Short exercise:
Identify all lines below that hold "JSON" and collect them.

_ _ _ _

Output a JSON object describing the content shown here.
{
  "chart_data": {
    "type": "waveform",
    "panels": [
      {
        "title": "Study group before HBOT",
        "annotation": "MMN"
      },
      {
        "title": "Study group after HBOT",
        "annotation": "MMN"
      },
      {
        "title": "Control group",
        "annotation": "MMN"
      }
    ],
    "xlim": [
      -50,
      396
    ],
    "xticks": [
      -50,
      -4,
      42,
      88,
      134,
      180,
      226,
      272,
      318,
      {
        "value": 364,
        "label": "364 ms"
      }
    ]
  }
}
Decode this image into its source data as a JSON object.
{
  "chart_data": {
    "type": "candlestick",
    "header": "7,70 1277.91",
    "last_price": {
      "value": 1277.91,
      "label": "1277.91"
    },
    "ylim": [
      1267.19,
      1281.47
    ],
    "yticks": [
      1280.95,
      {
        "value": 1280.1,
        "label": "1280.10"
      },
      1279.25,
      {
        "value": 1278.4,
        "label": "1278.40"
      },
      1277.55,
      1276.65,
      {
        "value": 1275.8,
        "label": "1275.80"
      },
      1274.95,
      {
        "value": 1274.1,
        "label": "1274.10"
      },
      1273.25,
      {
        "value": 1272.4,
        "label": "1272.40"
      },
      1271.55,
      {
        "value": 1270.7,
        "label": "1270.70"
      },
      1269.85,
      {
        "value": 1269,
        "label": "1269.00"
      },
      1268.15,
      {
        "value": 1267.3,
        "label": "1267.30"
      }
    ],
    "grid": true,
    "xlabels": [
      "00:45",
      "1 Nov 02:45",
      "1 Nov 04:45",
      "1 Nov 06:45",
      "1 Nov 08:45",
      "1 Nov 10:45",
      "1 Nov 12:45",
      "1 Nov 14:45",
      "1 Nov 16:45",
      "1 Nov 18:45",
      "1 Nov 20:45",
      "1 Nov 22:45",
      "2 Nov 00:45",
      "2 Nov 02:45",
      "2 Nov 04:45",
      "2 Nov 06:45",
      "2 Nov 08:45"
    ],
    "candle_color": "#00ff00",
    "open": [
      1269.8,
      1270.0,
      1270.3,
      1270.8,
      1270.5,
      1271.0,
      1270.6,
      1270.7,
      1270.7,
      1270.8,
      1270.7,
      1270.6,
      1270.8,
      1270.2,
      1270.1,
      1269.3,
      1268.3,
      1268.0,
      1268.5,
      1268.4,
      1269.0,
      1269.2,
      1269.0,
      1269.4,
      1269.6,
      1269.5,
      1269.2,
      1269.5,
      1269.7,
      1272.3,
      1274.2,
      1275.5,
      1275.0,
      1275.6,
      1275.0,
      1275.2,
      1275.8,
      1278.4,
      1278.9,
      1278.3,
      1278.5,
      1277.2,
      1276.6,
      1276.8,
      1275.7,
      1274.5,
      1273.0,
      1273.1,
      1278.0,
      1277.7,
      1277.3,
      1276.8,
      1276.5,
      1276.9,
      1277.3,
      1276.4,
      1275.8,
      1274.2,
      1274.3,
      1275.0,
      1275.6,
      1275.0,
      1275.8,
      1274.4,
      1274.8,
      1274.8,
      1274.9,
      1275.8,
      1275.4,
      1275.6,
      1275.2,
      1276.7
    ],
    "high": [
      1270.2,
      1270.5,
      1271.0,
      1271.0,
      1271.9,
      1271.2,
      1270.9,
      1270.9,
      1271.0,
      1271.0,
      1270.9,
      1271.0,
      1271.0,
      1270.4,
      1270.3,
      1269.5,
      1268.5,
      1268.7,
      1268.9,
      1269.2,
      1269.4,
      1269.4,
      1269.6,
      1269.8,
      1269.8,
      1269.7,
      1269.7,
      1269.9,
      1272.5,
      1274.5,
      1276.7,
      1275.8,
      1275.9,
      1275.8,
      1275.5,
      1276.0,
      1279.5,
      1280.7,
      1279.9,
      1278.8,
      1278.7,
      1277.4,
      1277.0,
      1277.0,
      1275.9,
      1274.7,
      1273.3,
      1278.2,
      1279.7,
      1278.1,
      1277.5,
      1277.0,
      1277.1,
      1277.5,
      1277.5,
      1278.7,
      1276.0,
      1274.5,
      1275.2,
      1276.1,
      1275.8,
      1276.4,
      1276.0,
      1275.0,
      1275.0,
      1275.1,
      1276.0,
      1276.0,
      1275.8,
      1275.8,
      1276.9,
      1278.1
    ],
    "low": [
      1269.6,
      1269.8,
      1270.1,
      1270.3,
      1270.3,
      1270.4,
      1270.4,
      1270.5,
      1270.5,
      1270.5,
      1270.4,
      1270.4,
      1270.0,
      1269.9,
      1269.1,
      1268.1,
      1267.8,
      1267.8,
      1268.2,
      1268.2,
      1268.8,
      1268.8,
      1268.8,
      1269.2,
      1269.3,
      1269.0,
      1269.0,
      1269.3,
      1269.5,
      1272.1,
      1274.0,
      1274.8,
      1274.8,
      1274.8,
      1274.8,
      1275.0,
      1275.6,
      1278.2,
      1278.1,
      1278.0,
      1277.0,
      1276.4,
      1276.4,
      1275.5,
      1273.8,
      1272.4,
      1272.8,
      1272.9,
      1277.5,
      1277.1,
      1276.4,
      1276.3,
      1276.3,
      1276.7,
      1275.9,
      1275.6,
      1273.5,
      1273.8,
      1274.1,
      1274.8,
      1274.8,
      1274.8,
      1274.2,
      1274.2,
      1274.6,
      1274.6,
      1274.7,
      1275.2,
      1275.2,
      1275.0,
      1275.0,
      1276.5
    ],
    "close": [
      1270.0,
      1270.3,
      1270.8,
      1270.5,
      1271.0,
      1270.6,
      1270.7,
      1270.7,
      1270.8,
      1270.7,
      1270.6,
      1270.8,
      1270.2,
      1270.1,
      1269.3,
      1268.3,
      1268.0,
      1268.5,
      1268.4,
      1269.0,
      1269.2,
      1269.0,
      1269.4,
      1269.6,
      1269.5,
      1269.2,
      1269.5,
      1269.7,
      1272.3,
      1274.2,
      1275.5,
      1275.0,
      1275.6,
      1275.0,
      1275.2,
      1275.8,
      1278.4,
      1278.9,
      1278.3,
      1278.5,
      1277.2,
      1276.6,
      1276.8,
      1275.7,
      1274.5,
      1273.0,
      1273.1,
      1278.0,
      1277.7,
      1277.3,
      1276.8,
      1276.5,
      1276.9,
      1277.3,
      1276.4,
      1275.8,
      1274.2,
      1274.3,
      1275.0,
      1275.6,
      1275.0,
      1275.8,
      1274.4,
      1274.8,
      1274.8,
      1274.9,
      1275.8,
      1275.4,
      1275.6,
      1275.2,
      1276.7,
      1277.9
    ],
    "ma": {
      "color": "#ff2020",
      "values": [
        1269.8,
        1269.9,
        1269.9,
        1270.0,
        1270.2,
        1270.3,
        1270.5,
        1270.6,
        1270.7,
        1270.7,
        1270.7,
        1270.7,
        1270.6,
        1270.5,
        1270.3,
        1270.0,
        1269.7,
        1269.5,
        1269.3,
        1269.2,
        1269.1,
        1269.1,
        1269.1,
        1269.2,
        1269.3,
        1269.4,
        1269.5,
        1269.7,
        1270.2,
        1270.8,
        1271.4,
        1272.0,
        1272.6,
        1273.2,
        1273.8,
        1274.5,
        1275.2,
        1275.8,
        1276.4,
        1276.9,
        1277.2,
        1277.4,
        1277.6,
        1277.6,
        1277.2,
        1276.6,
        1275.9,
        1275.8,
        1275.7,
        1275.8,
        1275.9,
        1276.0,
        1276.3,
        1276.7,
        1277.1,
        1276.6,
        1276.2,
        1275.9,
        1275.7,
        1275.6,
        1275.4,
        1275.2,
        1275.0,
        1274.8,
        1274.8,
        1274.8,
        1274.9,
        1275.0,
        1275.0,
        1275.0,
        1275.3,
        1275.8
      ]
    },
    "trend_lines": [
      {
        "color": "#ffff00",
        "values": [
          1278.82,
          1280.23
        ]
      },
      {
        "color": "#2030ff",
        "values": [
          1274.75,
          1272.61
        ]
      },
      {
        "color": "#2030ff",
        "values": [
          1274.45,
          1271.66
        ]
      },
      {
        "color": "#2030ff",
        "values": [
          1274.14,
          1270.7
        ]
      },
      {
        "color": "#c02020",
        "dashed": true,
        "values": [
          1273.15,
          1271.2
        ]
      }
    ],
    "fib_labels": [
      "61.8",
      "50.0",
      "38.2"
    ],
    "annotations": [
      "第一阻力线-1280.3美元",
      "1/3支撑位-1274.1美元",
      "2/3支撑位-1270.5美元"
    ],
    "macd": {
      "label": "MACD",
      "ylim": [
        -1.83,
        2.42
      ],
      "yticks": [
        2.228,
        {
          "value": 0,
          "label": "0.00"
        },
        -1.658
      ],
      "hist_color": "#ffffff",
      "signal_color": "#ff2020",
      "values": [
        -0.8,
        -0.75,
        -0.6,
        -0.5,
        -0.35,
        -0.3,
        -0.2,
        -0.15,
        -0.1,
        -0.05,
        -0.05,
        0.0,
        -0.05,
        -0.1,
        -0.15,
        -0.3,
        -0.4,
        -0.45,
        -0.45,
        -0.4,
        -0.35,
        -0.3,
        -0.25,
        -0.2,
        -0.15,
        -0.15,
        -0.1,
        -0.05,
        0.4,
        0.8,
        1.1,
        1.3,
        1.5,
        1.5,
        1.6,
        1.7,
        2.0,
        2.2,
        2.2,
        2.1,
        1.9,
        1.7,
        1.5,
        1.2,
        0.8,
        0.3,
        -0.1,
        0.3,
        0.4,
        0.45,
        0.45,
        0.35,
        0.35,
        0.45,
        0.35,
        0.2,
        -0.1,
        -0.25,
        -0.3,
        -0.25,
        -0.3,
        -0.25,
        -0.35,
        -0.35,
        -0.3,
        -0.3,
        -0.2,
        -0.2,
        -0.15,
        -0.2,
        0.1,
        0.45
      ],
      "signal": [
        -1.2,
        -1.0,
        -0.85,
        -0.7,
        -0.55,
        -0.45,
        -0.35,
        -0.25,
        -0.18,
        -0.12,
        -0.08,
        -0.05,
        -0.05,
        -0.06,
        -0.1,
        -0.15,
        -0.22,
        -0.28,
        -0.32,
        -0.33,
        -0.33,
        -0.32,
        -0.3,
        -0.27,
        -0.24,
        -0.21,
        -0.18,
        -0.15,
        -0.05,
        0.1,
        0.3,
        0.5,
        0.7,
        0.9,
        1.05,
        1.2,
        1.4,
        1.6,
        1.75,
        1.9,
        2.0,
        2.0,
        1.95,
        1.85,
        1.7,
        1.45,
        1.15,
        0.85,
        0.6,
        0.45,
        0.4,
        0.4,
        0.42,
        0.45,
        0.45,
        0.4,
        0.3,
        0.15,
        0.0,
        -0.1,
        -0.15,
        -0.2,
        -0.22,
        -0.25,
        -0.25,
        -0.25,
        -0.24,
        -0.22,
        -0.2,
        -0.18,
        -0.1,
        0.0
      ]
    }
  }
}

_ _ _ _

Worked answer:
Output a JSON object describing the content shown here.
Decode this image into its source data as a JSON object.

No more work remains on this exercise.